--- Begin Records supplied ---

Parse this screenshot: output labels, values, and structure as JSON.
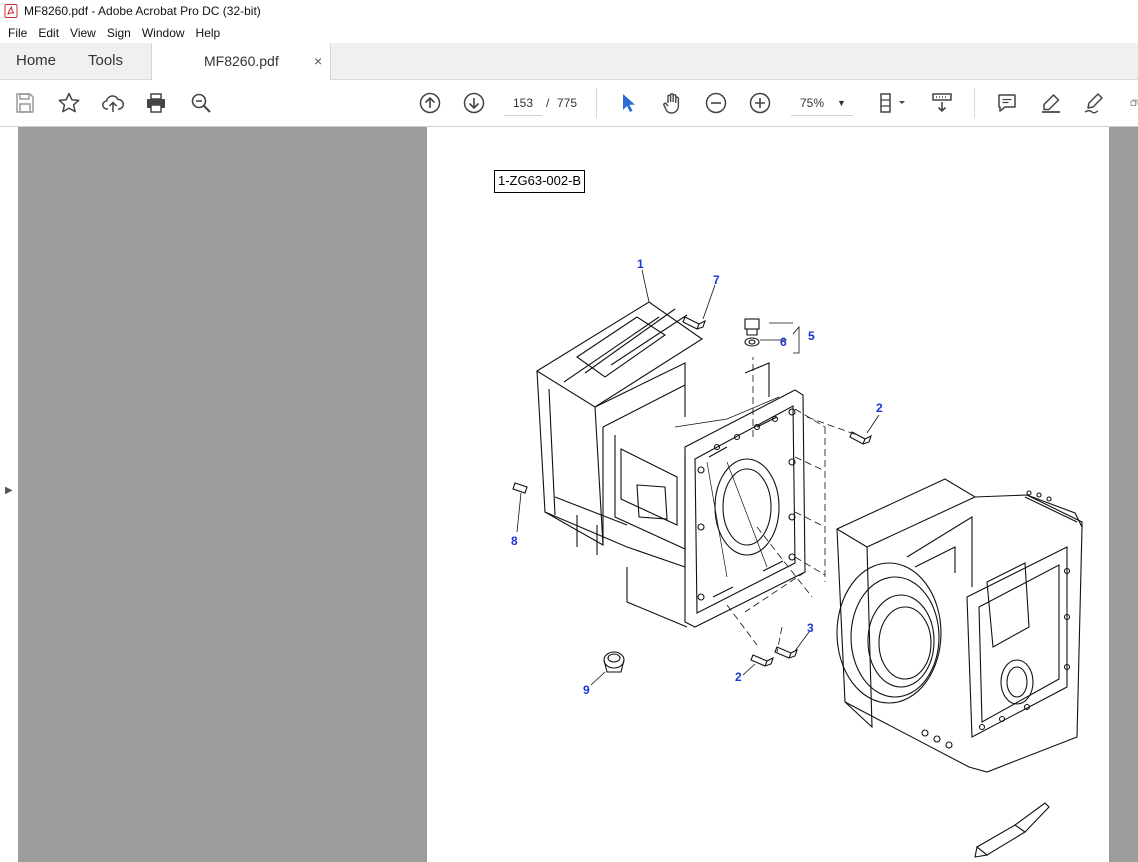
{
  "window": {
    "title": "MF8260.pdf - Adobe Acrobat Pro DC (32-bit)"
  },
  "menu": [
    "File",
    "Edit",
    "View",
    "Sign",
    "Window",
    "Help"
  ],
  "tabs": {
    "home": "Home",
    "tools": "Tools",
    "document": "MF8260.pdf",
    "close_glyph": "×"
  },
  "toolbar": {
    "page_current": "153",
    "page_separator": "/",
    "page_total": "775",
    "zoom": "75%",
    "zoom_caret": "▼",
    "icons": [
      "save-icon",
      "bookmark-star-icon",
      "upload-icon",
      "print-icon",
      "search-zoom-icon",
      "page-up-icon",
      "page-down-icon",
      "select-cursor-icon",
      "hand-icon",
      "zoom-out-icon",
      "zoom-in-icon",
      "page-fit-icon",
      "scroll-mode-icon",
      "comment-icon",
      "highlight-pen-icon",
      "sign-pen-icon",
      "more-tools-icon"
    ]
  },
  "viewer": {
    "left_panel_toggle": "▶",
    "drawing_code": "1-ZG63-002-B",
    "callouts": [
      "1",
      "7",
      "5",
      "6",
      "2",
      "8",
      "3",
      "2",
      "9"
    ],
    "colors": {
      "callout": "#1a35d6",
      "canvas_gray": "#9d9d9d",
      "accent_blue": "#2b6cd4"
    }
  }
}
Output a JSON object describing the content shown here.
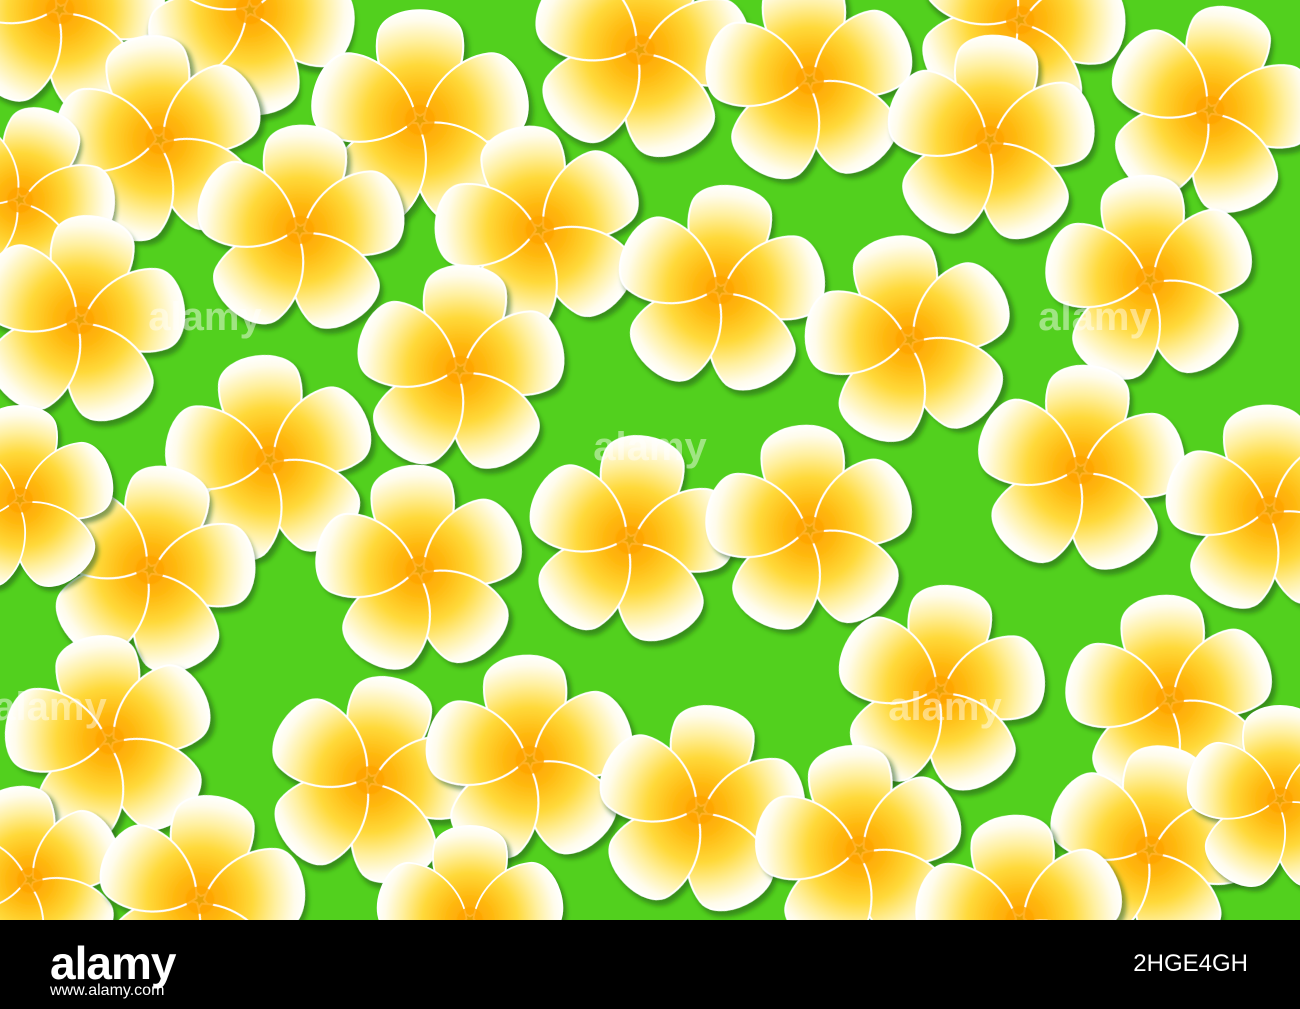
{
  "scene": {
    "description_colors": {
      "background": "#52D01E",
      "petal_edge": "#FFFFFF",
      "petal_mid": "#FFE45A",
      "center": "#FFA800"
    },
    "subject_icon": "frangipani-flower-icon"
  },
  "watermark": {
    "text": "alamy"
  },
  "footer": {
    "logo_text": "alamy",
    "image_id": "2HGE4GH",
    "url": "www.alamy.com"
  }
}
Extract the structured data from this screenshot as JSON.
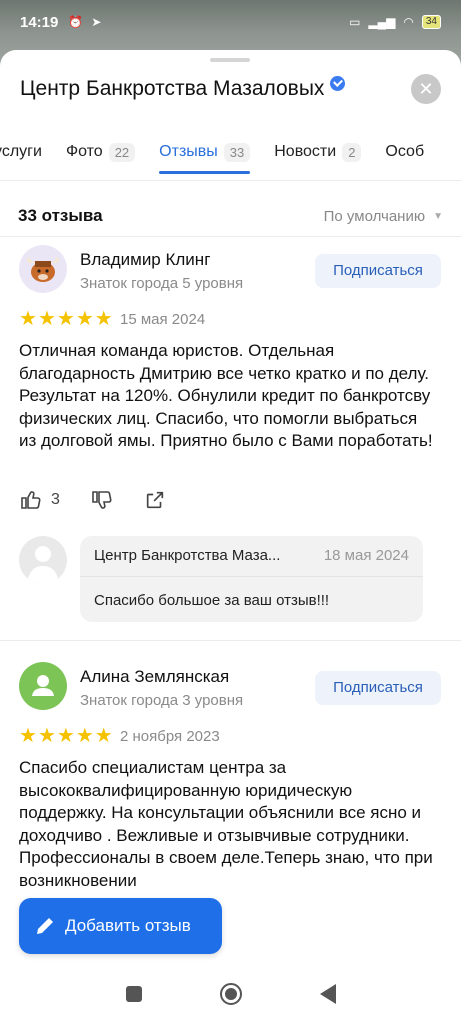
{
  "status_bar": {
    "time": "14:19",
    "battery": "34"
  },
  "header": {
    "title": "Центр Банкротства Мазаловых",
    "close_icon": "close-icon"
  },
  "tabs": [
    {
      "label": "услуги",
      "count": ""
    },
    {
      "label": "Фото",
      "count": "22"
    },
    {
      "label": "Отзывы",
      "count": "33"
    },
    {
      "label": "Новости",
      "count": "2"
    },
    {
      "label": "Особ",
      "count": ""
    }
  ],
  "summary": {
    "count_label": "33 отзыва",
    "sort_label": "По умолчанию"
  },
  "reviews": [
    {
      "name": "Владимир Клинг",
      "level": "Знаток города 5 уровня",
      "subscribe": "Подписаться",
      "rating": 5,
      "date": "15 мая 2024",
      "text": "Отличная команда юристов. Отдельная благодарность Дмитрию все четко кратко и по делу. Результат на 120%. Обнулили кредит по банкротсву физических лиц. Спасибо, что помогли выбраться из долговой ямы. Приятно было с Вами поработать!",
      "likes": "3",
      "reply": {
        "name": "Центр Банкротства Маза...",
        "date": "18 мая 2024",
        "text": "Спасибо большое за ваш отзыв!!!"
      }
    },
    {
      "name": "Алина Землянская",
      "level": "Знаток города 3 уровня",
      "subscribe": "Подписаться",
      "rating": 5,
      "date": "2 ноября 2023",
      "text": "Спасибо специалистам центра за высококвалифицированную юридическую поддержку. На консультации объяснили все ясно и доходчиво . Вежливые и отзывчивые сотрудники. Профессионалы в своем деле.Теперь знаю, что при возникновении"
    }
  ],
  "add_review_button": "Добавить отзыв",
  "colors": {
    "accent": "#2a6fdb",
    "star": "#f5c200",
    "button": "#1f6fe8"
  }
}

--- End Records supplied ---

*Task prompt*:
Replicate the material above verbatim; images stay out of the copy.

*Result*:
Parse this screenshot: output labels, values, and structure as JSON.
{
  "window": {
    "title": "MF8260.pdf - Adobe Acrobat Pro DC (32-bit)"
  },
  "menu": [
    "File",
    "Edit",
    "View",
    "Sign",
    "Window",
    "Help"
  ],
  "tabs": {
    "home": "Home",
    "tools": "Tools",
    "document": "MF8260.pdf",
    "close_glyph": "×"
  },
  "toolbar": {
    "page_current": "153",
    "page_separator": "/",
    "page_total": "775",
    "zoom": "75%",
    "zoom_caret": "▼",
    "icons": [
      "save-icon",
      "bookmark-star-icon",
      "upload-icon",
      "print-icon",
      "search-zoom-icon",
      "page-up-icon",
      "page-down-icon",
      "select-cursor-icon",
      "hand-icon",
      "zoom-out-icon",
      "zoom-in-icon",
      "page-fit-icon",
      "scroll-mode-icon",
      "comment-icon",
      "highlight-pen-icon",
      "sign-pen-icon",
      "more-tools-icon"
    ]
  },
  "viewer": {
    "left_panel_toggle": "▶",
    "drawing_code": "1-ZG63-002-B",
    "callouts": [
      "1",
      "7",
      "5",
      "6",
      "2",
      "8",
      "3",
      "2",
      "9"
    ],
    "colors": {
      "callout": "#1a35d6",
      "canvas_gray": "#9d9d9d",
      "accent_blue": "#2b6cd4"
    }
  }
}
Output a JSON object describing the content shown here.
{
  "scene": {
    "description_colors": {
      "background": "#52D01E",
      "petal_edge": "#FFFFFF",
      "petal_mid": "#FFE45A",
      "center": "#FFA800"
    },
    "subject_icon": "frangipani-flower-icon"
  },
  "watermark": {
    "text": "alamy"
  },
  "footer": {
    "logo_text": "alamy",
    "image_id": "2HGE4GH",
    "url": "www.alamy.com"
  }
}
Extract the structured data from this screenshot as JSON.
{
  "status_bar": {
    "time": "14:19",
    "battery": "34"
  },
  "header": {
    "title": "Центр Банкротства Мазаловых",
    "close_icon": "close-icon"
  },
  "tabs": [
    {
      "label": "услуги",
      "count": ""
    },
    {
      "label": "Фото",
      "count": "22"
    },
    {
      "label": "Отзывы",
      "count": "33"
    },
    {
      "label": "Новости",
      "count": "2"
    },
    {
      "label": "Особ",
      "count": ""
    }
  ],
  "summary": {
    "count_label": "33 отзыва",
    "sort_label": "По умолчанию"
  },
  "reviews": [
    {
      "name": "Владимир Клинг",
      "level": "Знаток города 5 уровня",
      "subscribe": "Подписаться",
      "rating": 5,
      "date": "15 мая 2024",
      "text": "Отличная команда юристов. Отдельная благодарность Дмитрию все четко кратко и по делу. Результат на 120%. Обнулили кредит по банкротсву физических лиц. Спасибо, что помогли выбраться из долговой ямы. Приятно было с Вами поработать!",
      "likes": "3",
      "reply": {
        "name": "Центр Банкротства Маза...",
        "date": "18 мая 2024",
        "text": "Спасибо большое за ваш отзыв!!!"
      }
    },
    {
      "name": "Алина Землянская",
      "level": "Знаток города 3 уровня",
      "subscribe": "Подписаться",
      "rating": 5,
      "date": "2 ноября 2023",
      "text": "Спасибо специалистам центра за высококвалифицированную юридическую поддержку. На консультации объяснили все ясно и доходчиво . Вежливые и отзывчивые сотрудники. Профессионалы в своем деле.Теперь знаю, что при возникновении"
    }
  ],
  "add_review_button": "Добавить отзыв",
  "colors": {
    "accent": "#2a6fdb",
    "star": "#f5c200",
    "button": "#1f6fe8"
  }
}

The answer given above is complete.